*Problem description*: Search the material for the string "color", then return every line where it is found.

## Start

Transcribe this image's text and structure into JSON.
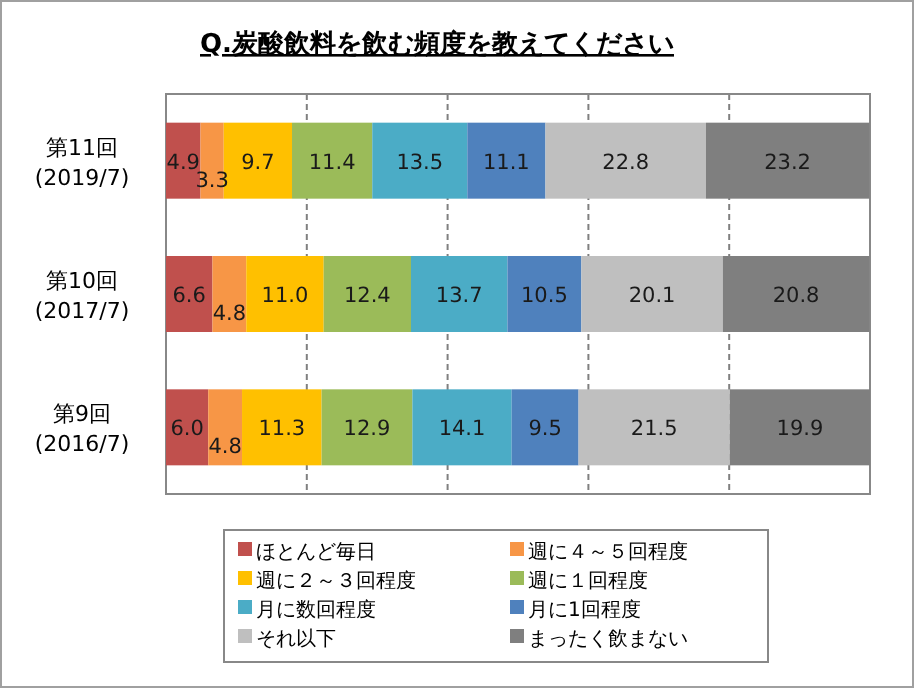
{
  "chart_data": {
    "type": "bar",
    "orientation": "horizontal",
    "stacked": true,
    "title": "Q.炭酸飲料を飲む頻度を教えてください",
    "categories": [
      "第11回\n(2019/7)",
      "第10回\n(2017/7)",
      "第9回\n(2016/7)"
    ],
    "series": [
      {
        "name": "ほとんど毎日",
        "color": "#c0504d",
        "values": [
          4.9,
          6.6,
          6.0
        ],
        "value_labels": [
          "4.9",
          "6.6",
          "6.0"
        ]
      },
      {
        "name": "週に４～５回程度",
        "color": "#f79646",
        "values": [
          3.3,
          4.8,
          4.8
        ],
        "value_labels": [
          "3.3",
          "4.8",
          "4.8"
        ]
      },
      {
        "name": "週に２～３回程度",
        "color": "#ffc000",
        "values": [
          9.7,
          11.0,
          11.3
        ],
        "value_labels": [
          "9.7",
          "11.0",
          "11.3"
        ]
      },
      {
        "name": "週に１回程度",
        "color": "#9bbb59",
        "values": [
          11.4,
          12.4,
          12.9
        ],
        "value_labels": [
          "11.4",
          "12.4",
          "12.9"
        ]
      },
      {
        "name": "月に数回程度",
        "color": "#4bacc6",
        "values": [
          13.5,
          13.7,
          14.1
        ],
        "value_labels": [
          "13.5",
          "13.7",
          "14.1"
        ]
      },
      {
        "name": "月に1回程度",
        "color": "#4f81bd",
        "values": [
          11.1,
          10.5,
          9.5
        ],
        "value_labels": [
          "11.1",
          "10.5",
          "9.5"
        ]
      },
      {
        "name": "それ以下",
        "color": "#bfbfbf",
        "values": [
          22.8,
          20.1,
          21.5
        ],
        "value_labels": [
          "22.8",
          "20.1",
          "21.5"
        ]
      },
      {
        "name": "まったく飲まない",
        "color": "#7f7f7f",
        "values": [
          23.2,
          20.8,
          19.9
        ],
        "value_labels": [
          "23.2",
          "20.8",
          "19.9"
        ]
      }
    ],
    "xlim": [
      0,
      100
    ],
    "xticks": [
      {
        "value": 0,
        "label": null
      },
      {
        "value": 20,
        "label": null
      },
      {
        "value": 40,
        "label": null
      },
      {
        "value": 60,
        "label": null
      },
      {
        "value": 80,
        "label": null
      },
      {
        "value": 100,
        "label": null
      }
    ],
    "tick_labels": "y",
    "grid": "x",
    "legend": "bottom"
  }
}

## End

*Reply to the exercise*:
        "color": "#c0504d",
        "color": "#f79646",
        "color": "#ffc000",
        "color": "#9bbb59",
        "color": "#4bacc6",
        "color": "#4f81bd",
        "color": "#bfbfbf",
        "color": "#7f7f7f",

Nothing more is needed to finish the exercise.